Goal: Work out how many lines of the material below mention the word "document"; reply with the number only.

═════ Raw records ═════

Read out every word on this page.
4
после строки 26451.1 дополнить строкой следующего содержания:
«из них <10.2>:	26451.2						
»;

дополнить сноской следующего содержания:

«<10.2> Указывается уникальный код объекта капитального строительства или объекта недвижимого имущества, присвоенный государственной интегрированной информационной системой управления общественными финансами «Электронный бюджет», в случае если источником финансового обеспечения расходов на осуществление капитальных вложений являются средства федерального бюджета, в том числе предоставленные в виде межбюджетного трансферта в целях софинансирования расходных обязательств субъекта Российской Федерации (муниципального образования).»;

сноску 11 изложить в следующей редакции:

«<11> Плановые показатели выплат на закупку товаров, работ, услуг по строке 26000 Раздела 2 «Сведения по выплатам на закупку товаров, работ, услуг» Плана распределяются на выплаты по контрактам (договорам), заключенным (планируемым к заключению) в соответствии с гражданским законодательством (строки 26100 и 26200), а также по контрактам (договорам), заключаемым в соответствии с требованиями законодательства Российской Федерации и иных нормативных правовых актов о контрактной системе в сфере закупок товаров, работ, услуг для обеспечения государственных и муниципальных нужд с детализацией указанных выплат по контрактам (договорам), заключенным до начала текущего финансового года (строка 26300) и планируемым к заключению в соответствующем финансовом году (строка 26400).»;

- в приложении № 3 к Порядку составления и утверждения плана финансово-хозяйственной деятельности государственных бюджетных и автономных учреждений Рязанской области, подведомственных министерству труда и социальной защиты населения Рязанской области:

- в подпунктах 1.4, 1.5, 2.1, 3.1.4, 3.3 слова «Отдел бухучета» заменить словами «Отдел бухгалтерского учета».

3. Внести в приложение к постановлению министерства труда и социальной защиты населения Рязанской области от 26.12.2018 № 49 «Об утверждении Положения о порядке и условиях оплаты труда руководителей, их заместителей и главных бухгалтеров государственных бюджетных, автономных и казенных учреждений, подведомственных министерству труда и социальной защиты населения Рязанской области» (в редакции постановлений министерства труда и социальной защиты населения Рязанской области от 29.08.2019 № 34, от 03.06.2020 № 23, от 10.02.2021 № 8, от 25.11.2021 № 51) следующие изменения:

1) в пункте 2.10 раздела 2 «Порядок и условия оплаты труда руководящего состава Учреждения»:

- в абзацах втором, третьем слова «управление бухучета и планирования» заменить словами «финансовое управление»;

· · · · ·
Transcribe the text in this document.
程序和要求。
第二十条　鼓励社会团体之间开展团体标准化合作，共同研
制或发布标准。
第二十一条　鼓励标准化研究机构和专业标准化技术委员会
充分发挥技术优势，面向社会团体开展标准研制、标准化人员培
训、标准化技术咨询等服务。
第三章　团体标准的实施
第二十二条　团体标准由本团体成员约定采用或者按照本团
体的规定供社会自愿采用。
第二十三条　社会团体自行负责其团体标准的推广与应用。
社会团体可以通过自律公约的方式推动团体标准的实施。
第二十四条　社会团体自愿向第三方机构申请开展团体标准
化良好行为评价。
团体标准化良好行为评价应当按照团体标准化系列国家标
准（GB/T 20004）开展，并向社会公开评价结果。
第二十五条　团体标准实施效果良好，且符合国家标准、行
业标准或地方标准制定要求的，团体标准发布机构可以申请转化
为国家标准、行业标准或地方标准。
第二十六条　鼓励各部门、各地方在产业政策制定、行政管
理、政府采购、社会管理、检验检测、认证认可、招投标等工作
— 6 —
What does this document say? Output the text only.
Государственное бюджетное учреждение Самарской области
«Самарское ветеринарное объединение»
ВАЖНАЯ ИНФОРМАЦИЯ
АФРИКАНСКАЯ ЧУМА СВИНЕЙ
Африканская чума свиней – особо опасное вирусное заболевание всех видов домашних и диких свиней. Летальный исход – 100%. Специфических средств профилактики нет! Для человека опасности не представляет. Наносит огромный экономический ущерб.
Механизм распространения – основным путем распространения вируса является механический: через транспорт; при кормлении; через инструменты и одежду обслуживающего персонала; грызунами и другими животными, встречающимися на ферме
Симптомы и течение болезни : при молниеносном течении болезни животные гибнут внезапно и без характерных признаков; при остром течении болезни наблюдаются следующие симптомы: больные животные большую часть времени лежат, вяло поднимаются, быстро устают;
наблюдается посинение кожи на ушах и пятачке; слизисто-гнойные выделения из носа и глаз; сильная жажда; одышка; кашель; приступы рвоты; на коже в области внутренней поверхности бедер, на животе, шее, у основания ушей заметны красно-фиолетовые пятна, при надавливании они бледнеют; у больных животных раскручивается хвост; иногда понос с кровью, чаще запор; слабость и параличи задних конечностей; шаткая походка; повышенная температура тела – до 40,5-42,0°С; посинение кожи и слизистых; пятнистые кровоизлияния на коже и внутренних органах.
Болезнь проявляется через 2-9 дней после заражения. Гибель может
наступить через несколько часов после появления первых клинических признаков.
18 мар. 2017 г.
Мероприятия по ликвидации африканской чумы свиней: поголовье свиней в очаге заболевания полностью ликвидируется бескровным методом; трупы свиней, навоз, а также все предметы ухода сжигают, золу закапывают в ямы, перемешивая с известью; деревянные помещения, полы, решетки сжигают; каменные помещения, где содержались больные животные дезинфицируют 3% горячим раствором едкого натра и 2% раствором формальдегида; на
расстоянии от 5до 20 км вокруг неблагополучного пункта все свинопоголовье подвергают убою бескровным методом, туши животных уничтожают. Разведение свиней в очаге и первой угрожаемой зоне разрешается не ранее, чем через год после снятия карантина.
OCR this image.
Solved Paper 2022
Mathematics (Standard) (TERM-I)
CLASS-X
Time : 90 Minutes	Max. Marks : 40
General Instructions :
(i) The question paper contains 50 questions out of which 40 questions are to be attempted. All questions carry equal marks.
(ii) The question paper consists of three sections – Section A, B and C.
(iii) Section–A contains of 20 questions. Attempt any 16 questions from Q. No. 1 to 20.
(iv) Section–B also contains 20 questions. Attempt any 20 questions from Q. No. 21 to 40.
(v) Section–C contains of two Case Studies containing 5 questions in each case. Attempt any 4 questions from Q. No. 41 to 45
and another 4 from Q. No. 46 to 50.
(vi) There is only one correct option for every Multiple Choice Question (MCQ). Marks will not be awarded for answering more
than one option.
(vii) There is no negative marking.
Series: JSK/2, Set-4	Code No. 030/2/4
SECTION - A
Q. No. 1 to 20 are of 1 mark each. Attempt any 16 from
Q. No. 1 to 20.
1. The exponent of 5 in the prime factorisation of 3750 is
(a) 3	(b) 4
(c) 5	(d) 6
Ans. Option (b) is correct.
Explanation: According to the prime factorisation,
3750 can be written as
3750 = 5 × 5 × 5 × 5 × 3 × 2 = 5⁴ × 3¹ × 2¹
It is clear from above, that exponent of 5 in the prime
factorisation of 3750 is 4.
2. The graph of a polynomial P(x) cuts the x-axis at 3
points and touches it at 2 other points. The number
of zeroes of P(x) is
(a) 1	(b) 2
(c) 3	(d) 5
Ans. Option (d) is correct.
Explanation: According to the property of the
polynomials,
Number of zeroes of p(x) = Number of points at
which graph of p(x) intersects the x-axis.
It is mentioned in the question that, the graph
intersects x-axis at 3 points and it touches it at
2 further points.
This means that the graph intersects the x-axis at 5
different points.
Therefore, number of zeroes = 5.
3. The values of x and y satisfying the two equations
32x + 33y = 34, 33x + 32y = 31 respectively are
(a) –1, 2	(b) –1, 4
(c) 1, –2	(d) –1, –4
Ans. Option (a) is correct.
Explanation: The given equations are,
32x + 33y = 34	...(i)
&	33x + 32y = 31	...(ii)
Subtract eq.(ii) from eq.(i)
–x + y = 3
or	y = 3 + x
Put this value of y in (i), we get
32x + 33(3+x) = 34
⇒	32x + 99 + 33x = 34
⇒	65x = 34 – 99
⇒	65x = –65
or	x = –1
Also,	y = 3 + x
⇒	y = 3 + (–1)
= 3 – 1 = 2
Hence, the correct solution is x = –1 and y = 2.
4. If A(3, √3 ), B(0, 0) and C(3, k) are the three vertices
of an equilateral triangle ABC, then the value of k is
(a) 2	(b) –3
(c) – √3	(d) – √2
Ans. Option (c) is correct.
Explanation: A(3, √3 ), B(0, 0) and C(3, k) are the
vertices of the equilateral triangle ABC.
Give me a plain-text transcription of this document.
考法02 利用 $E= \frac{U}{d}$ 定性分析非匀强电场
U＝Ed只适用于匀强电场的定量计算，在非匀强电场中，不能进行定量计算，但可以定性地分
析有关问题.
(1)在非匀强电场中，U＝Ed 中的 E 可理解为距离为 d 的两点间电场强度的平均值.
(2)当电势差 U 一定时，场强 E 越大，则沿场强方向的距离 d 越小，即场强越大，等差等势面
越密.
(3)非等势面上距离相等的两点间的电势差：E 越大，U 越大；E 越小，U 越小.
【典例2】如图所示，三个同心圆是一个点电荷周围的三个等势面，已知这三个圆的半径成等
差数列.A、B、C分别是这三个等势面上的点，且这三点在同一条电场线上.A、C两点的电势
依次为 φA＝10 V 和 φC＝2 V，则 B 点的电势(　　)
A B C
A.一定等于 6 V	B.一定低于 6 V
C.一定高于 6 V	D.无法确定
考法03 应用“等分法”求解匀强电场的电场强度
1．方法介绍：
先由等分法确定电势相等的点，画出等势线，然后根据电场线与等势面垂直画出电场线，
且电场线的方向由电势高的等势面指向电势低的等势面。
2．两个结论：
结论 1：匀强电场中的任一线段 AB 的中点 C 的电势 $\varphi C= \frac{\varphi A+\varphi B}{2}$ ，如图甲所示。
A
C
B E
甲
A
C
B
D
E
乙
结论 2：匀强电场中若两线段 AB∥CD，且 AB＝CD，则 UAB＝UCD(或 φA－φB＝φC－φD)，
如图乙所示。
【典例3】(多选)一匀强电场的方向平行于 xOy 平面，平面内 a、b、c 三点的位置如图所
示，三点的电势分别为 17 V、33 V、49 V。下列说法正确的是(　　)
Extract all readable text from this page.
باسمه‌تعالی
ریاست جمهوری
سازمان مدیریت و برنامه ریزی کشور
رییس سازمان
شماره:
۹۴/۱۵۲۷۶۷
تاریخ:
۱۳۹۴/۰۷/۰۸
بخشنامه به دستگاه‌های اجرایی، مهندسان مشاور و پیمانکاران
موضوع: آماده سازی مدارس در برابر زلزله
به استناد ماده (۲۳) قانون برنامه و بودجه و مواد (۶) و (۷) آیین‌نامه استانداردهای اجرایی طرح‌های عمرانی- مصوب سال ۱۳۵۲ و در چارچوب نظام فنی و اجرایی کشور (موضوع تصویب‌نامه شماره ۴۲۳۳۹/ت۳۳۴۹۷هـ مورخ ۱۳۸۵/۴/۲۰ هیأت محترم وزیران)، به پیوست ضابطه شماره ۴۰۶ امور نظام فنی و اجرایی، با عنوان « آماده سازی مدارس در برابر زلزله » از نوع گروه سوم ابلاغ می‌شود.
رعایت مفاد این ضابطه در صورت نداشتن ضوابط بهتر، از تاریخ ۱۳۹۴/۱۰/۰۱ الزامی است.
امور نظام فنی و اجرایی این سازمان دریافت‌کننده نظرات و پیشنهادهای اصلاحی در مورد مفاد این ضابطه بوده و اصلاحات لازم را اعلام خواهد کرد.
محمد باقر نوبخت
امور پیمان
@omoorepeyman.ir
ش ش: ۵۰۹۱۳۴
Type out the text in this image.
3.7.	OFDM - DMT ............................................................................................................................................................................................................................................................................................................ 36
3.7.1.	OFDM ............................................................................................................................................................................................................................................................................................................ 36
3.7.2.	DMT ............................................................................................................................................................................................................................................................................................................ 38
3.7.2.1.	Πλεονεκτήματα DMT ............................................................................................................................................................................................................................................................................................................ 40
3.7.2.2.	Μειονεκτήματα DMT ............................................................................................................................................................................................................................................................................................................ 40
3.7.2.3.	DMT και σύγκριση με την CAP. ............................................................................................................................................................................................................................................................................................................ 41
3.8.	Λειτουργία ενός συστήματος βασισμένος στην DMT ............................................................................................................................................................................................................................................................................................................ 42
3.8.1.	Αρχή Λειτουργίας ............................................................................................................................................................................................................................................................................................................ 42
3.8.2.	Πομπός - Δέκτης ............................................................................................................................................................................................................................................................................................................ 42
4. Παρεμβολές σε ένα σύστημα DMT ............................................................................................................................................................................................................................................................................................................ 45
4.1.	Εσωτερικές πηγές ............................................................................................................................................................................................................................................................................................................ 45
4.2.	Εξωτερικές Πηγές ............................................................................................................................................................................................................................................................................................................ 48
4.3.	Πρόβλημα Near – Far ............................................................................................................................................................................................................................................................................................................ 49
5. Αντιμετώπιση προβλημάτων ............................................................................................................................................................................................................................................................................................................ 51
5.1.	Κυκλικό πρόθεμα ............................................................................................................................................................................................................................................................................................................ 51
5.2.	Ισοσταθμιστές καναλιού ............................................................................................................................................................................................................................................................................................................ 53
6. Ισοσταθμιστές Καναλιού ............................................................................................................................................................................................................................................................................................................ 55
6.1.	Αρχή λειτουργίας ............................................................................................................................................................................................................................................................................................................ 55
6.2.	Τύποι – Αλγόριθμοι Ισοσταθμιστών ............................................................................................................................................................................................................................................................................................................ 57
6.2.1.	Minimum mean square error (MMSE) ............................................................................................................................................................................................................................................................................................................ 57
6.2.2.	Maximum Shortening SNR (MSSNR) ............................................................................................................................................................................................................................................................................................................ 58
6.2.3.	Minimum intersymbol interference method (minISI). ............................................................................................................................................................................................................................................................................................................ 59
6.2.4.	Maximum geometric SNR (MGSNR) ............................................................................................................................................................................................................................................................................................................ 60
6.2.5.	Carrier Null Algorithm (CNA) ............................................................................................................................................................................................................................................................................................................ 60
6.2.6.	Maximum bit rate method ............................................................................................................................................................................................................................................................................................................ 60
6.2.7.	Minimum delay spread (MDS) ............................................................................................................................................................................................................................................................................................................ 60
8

═════

Solved problem: 3